Records excerpted from a collection
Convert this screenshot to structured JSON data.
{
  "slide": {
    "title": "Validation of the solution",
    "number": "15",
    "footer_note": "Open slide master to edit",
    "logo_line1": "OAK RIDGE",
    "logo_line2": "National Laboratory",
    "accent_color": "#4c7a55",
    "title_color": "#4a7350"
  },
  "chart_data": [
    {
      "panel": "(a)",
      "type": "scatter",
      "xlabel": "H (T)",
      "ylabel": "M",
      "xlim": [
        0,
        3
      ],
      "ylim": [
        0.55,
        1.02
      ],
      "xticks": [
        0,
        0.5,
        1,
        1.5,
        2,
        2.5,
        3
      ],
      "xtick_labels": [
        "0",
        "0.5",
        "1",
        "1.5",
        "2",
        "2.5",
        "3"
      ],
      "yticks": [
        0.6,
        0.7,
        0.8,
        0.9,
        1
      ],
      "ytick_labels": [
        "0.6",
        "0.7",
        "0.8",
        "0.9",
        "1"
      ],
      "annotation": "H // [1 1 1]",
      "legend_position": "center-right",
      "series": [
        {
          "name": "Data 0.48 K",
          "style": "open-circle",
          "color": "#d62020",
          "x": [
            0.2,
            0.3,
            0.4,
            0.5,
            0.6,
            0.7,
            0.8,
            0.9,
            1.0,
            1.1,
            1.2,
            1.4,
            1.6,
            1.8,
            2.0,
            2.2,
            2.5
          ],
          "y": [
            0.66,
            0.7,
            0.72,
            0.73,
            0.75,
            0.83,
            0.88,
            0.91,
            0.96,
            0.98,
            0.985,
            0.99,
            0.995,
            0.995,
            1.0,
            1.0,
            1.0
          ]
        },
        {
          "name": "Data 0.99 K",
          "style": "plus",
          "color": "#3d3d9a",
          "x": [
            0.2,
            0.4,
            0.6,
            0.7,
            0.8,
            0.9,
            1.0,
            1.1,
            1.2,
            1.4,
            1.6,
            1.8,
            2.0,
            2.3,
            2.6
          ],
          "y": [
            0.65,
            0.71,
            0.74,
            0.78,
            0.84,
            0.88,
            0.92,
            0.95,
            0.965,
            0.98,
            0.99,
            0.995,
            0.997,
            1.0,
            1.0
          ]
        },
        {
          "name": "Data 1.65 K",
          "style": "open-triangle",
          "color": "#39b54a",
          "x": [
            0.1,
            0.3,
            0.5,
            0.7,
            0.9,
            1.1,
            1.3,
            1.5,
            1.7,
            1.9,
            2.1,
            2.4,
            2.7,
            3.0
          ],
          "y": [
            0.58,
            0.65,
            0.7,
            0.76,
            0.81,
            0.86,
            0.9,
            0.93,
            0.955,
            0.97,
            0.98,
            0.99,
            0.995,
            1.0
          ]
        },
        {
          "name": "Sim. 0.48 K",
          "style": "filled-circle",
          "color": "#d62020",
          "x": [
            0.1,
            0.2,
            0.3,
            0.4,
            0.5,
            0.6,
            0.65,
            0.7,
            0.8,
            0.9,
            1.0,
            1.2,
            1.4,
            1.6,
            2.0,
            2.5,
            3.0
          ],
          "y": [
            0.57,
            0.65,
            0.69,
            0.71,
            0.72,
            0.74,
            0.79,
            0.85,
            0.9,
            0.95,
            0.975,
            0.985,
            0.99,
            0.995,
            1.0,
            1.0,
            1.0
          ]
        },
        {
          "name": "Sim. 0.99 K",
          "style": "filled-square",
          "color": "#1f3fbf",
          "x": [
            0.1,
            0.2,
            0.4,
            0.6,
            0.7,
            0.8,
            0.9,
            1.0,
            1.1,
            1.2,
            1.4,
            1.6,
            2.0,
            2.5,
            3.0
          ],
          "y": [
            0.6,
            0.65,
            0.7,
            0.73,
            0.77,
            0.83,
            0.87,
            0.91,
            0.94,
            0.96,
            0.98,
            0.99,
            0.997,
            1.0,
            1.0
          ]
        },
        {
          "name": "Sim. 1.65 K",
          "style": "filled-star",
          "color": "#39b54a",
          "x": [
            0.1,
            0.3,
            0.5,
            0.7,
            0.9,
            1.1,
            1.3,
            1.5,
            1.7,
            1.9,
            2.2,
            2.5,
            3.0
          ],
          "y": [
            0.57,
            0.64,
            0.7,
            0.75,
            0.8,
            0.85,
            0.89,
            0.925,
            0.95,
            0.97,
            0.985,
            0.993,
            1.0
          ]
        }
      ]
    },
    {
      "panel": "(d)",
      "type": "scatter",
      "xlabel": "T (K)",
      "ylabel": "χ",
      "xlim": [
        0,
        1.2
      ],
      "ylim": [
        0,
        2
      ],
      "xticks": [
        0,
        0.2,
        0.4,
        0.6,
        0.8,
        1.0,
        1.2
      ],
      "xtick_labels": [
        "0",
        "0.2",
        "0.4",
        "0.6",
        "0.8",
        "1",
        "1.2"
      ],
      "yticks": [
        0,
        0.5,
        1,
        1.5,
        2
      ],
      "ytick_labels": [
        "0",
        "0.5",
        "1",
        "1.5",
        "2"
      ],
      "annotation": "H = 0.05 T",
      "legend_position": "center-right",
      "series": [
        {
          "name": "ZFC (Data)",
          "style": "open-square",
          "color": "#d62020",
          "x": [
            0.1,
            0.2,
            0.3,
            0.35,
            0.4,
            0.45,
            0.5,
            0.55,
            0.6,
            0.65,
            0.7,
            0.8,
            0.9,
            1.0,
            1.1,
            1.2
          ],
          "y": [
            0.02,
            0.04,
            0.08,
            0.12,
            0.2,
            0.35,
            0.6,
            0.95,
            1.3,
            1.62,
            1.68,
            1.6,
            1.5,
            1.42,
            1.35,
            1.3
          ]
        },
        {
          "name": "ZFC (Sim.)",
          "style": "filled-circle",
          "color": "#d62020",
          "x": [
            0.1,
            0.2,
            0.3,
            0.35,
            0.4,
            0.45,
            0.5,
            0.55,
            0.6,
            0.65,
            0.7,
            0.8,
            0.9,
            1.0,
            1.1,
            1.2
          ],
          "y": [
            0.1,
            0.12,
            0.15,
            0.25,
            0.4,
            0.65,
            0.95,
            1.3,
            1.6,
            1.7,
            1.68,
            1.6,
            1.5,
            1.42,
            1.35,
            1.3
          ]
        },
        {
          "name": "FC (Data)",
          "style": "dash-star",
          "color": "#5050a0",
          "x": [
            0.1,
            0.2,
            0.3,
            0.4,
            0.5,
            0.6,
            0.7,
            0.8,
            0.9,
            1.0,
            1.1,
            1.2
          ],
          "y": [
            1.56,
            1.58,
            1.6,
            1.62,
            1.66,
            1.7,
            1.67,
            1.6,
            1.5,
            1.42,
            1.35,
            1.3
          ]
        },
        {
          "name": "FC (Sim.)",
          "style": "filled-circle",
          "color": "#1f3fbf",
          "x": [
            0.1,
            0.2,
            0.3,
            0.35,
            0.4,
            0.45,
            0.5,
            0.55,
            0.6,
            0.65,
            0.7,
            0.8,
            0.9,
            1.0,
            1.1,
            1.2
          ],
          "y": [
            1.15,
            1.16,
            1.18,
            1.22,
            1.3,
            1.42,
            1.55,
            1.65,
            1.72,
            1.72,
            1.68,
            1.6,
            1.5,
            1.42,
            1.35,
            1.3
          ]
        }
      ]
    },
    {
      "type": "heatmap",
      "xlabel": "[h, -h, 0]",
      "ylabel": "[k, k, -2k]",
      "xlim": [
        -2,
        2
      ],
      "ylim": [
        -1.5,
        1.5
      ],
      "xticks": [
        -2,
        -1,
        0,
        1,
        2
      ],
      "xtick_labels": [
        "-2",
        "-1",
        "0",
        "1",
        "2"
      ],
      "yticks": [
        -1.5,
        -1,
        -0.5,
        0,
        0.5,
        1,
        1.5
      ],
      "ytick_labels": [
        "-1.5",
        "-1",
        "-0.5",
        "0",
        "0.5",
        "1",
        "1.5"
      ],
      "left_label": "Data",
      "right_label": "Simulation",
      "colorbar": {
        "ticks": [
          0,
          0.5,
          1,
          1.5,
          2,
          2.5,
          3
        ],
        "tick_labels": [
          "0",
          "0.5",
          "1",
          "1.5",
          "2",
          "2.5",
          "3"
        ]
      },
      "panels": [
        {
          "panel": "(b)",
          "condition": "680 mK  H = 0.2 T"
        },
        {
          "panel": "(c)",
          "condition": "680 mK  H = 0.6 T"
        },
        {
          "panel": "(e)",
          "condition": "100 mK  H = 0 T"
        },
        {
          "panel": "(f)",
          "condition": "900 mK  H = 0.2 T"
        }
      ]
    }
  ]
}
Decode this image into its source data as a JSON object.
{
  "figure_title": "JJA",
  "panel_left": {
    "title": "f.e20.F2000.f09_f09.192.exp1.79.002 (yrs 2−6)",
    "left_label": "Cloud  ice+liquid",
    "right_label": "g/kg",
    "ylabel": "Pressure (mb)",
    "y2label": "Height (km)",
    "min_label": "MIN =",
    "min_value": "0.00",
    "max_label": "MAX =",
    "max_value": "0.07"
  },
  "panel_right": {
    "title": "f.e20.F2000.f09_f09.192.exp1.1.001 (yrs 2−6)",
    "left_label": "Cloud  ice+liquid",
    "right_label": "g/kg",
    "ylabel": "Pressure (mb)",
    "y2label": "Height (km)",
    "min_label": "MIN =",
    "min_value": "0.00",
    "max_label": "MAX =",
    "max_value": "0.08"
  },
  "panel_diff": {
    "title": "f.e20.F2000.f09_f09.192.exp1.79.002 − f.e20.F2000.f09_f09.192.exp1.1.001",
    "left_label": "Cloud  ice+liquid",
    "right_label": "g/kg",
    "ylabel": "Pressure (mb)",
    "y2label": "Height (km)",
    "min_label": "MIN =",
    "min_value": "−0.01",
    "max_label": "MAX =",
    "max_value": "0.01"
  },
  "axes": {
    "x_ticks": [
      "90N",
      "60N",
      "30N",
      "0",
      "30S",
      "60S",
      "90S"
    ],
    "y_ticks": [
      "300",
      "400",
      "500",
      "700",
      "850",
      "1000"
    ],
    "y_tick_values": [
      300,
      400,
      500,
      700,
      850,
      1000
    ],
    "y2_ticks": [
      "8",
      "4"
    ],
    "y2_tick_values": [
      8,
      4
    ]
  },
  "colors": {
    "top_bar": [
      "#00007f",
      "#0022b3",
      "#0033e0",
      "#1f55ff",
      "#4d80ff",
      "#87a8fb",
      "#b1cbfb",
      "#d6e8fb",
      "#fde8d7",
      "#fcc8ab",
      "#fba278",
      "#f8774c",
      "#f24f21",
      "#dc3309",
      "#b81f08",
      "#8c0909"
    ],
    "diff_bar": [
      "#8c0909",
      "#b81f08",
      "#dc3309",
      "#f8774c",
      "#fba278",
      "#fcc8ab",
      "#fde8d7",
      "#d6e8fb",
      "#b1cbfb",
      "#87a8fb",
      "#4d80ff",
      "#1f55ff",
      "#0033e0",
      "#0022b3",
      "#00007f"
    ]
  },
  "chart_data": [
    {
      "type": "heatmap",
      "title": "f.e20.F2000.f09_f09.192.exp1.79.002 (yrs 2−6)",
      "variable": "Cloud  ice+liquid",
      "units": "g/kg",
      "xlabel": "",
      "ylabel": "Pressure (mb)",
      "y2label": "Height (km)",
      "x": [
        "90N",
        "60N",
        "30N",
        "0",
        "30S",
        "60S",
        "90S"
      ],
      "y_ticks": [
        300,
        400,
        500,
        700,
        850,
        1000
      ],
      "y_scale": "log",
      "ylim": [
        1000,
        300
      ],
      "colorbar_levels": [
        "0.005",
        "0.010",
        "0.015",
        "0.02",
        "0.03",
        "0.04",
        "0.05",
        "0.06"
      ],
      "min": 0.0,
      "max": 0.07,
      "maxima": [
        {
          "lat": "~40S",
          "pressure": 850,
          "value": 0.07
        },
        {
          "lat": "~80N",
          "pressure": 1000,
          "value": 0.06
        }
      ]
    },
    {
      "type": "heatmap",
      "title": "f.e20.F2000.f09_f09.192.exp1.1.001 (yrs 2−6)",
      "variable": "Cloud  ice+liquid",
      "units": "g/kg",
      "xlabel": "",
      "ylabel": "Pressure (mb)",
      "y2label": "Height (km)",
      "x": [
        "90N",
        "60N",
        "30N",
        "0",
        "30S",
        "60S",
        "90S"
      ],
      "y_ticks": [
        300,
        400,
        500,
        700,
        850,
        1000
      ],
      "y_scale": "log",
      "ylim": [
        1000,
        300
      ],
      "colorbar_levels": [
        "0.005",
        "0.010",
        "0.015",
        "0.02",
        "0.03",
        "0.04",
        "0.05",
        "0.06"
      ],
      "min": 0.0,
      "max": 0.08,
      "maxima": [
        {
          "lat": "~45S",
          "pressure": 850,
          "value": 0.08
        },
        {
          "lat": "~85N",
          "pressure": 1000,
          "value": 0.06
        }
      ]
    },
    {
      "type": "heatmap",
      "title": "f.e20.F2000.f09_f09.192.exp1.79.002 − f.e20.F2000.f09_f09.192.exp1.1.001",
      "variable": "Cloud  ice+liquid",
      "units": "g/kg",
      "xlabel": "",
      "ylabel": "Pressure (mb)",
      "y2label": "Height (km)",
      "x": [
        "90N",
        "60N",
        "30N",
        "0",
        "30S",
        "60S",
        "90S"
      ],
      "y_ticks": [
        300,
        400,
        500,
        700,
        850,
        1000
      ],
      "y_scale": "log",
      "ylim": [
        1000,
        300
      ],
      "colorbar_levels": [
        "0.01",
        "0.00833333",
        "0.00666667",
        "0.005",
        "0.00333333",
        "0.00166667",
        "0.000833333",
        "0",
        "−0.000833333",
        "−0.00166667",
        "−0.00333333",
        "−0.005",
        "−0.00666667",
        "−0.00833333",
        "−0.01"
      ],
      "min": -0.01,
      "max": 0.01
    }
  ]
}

§ **Directions**
Identify the lines in the entries that hold "slide" and return each one.

§ **Exercise output**
  "slide": {
    "footer_note": "Open slide master to edit",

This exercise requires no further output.